From the entries below, gather each line containing the word "ylabel".
** Begin RECORD LIST **
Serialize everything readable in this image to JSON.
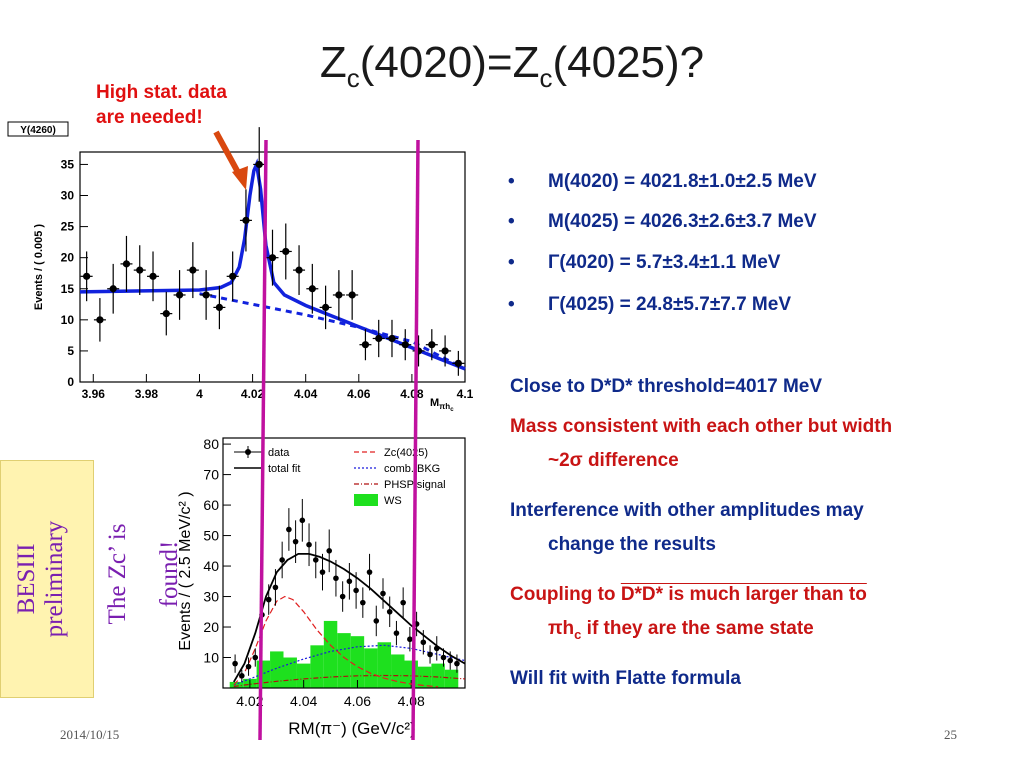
{
  "slide": {
    "title_main": "Z",
    "title_sub1": "c",
    "title_mid": "(4020)=Z",
    "title_sub2": "c",
    "title_end": "(4025)?",
    "annotation_line1": "High stat. data",
    "annotation_line2": "are needed!",
    "bullets": [
      "M(4020) = 4021.8±1.0±2.5 MeV",
      "M(4025) = 4026.3±2.6±3.7 MeV",
      "Γ(4020) =   5.7±3.4±1.1 MeV",
      "Γ(4025) = 24.8±5.7±7.7 MeV"
    ],
    "bullet_symbol": "•",
    "para1": "Close to D*D* threshold=4017 MeV",
    "para2_line1": "Mass consistent with each other but width",
    "para2_line2": "~2σ difference",
    "para3_line1": "Interference with other amplitudes may",
    "para3_line2": "change the results",
    "para4_line1a": "Coupling to ",
    "para4_line1b": "D*D* is much larger than to",
    "para4_line2a": "πh",
    "para4_line2sub": "c",
    "para4_line2b": " if they are the same state",
    "para5": "Will fit with Flatte formula",
    "besiii_label1": "BESIII",
    "besiii_label2": "preliminary",
    "zc_label1": "The Zc’ is",
    "zc_label2": "found!",
    "date": "2014/10/15",
    "page_number": "25"
  },
  "colors": {
    "blue_text": "#0f2a8a",
    "red_text": "#c81414",
    "arrow": "#d9480f",
    "magenta_lines": "#c0119f",
    "fit_blue": "#1122dd",
    "ws_green": "#1ee01e"
  },
  "chart_data": [
    {
      "type": "scatter",
      "label_box": "Y(4260)",
      "ylabel": "Events / ( 0.005 )",
      "xlabel": "M",
      "xlabel_sub": "πh",
      "xlabel_subsub": "c",
      "xlim": [
        3.955,
        4.1
      ],
      "ylim": [
        0,
        37
      ],
      "xticks": [
        "3.96",
        "3.98",
        "4",
        "4.02",
        "4.04",
        "4.06",
        "4.08",
        "4.1"
      ],
      "xtick_values": [
        3.96,
        3.98,
        4.0,
        4.02,
        4.04,
        4.06,
        4.08,
        4.1
      ],
      "yticks": [
        "0",
        "5",
        "10",
        "15",
        "20",
        "25",
        "30",
        "35"
      ],
      "ytick_values": [
        0,
        5,
        10,
        15,
        20,
        25,
        30,
        35
      ],
      "points": {
        "x": [
          3.9575,
          3.9625,
          3.9675,
          3.9725,
          3.9775,
          3.9825,
          3.9875,
          3.9925,
          3.9975,
          4.0025,
          4.0075,
          4.0125,
          4.0175,
          4.0225,
          4.0275,
          4.0325,
          4.0375,
          4.0425,
          4.0475,
          4.0525,
          4.0575,
          4.0625,
          4.0675,
          4.0725,
          4.0775,
          4.0825,
          4.0875,
          4.0925,
          4.0975
        ],
        "y": [
          17,
          10,
          15,
          19,
          18,
          17,
          11,
          14,
          18,
          14,
          12,
          17,
          26,
          35,
          20,
          21,
          18,
          15,
          12,
          14,
          14,
          6,
          7,
          7,
          6,
          5,
          6,
          5,
          3
        ],
        "err": [
          4,
          3.5,
          4,
          4.5,
          4,
          4,
          3.5,
          4,
          4.5,
          4,
          3.5,
          4,
          5,
          6,
          4.5,
          4.5,
          4,
          4,
          3.5,
          4,
          4,
          2.5,
          3,
          3,
          2.5,
          2.5,
          2.5,
          2.5,
          2
        ]
      },
      "total_fit": {
        "x": [
          3.955,
          3.97,
          3.985,
          4.0,
          4.008,
          4.012,
          4.015,
          4.017,
          4.019,
          4.0205,
          4.0215,
          4.023,
          4.025,
          4.028,
          4.032,
          4.04,
          4.05,
          4.06,
          4.07,
          4.08,
          4.09,
          4.1
        ],
        "y": [
          14.5,
          14.6,
          14.7,
          14.8,
          15.2,
          16.0,
          18.5,
          23,
          30,
          34,
          35,
          31,
          22,
          16,
          14,
          12.3,
          10.6,
          8.9,
          7.2,
          5.5,
          3.8,
          2.1
        ]
      },
      "background": {
        "x": [
          4.0,
          4.02,
          4.04,
          4.06,
          4.08,
          4.1
        ],
        "y": [
          14.2,
          12.5,
          10.8,
          8.8,
          6.5,
          2.1
        ]
      }
    },
    {
      "type": "scatter",
      "ylabel": "Events / ( 2.5 MeV/c² )",
      "xlabel": "RM(π⁻) (GeV/c²)",
      "xlim": [
        4.01,
        4.1
      ],
      "ylim": [
        0,
        82
      ],
      "xticks": [
        "4.02",
        "4.04",
        "4.06",
        "4.08"
      ],
      "xtick_values": [
        4.02,
        4.04,
        4.06,
        4.08
      ],
      "yticks": [
        "10",
        "20",
        "30",
        "40",
        "50",
        "60",
        "70",
        "80"
      ],
      "ytick_values": [
        10,
        20,
        30,
        40,
        50,
        60,
        70,
        80
      ],
      "legend": [
        "data",
        "total fit",
        "Zc(4025)",
        "comb. BKG",
        "PHSP signal",
        "WS"
      ],
      "points": {
        "x": [
          4.0145,
          4.017,
          4.0195,
          4.022,
          4.0245,
          4.027,
          4.0295,
          4.032,
          4.0345,
          4.037,
          4.0395,
          4.042,
          4.0445,
          4.047,
          4.0495,
          4.052,
          4.0545,
          4.057,
          4.0595,
          4.062,
          4.0645,
          4.067,
          4.0695,
          4.072,
          4.0745,
          4.077,
          4.0795,
          4.082,
          4.0845,
          4.087,
          4.0895,
          4.092,
          4.0945,
          4.097
        ],
        "y": [
          8,
          4,
          7,
          10,
          24,
          29,
          33,
          42,
          52,
          48,
          55,
          47,
          42,
          38,
          45,
          36,
          30,
          35,
          32,
          28,
          38,
          22,
          31,
          25,
          18,
          28,
          16,
          21,
          15,
          11,
          13,
          10,
          9,
          8
        ],
        "err": [
          3,
          2,
          3,
          3,
          5,
          5,
          6,
          6,
          7,
          7,
          7,
          7,
          6,
          6,
          7,
          6,
          5,
          6,
          6,
          5,
          6,
          5,
          5,
          5,
          4,
          5,
          4,
          4,
          4,
          3,
          4,
          3,
          3,
          3
        ]
      },
      "total_fit": {
        "x": [
          4.014,
          4.018,
          4.022,
          4.026,
          4.03,
          4.034,
          4.038,
          4.042,
          4.046,
          4.05,
          4.055,
          4.06,
          4.065,
          4.07,
          4.075,
          4.08,
          4.085,
          4.09,
          4.095,
          4.1
        ],
        "y": [
          2,
          8,
          18,
          30,
          38,
          42,
          44,
          44,
          43,
          41.5,
          39,
          36,
          32.5,
          28.5,
          24.5,
          20.5,
          17,
          13.5,
          10.5,
          8
        ]
      },
      "zc_curve": {
        "x": [
          4.014,
          4.018,
          4.022,
          4.026,
          4.03,
          4.033,
          4.036,
          4.04,
          4.045,
          4.05,
          4.055,
          4.06,
          4.065,
          4.07,
          4.075,
          4.08,
          4.085,
          4.09
        ],
        "y": [
          1,
          5,
          13,
          22,
          28.5,
          30,
          29,
          25,
          19,
          14,
          10,
          7,
          4.8,
          3.2,
          2.1,
          1.3,
          0.8,
          0.4
        ]
      },
      "comb_bkg": {
        "x": [
          4.014,
          4.02,
          4.03,
          4.04,
          4.05,
          4.06,
          4.07,
          4.08,
          4.09,
          4.1
        ],
        "y": [
          1,
          3,
          6.5,
          9.5,
          12,
          13.5,
          14,
          13,
          11,
          9
        ]
      },
      "phsp": {
        "x": [
          4.014,
          4.02,
          4.03,
          4.04,
          4.05,
          4.06,
          4.07,
          4.08,
          4.09,
          4.1
        ],
        "y": [
          0.5,
          1.2,
          2.2,
          3.0,
          3.6,
          4.0,
          4.1,
          4.0,
          3.6,
          3.0
        ]
      },
      "ws_hist": {
        "edges": [
          4.0125,
          4.0175,
          4.0225,
          4.0275,
          4.0325,
          4.0375,
          4.0425,
          4.0475,
          4.0525,
          4.0575,
          4.0625,
          4.0675,
          4.0725,
          4.0775,
          4.0825,
          4.0875,
          4.0925,
          4.0975
        ],
        "values": [
          2,
          3,
          9,
          12,
          10,
          8,
          14,
          22,
          18,
          17,
          13,
          15,
          11,
          9,
          7,
          8,
          6
        ]
      }
    }
  ]
}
** End RECORD LIST **
EXERCISE SOLUTION =
      "ylabel": "Events / ( 0.005 )",
      "ylabel": "Events / ( 2.5 MeV/c² )",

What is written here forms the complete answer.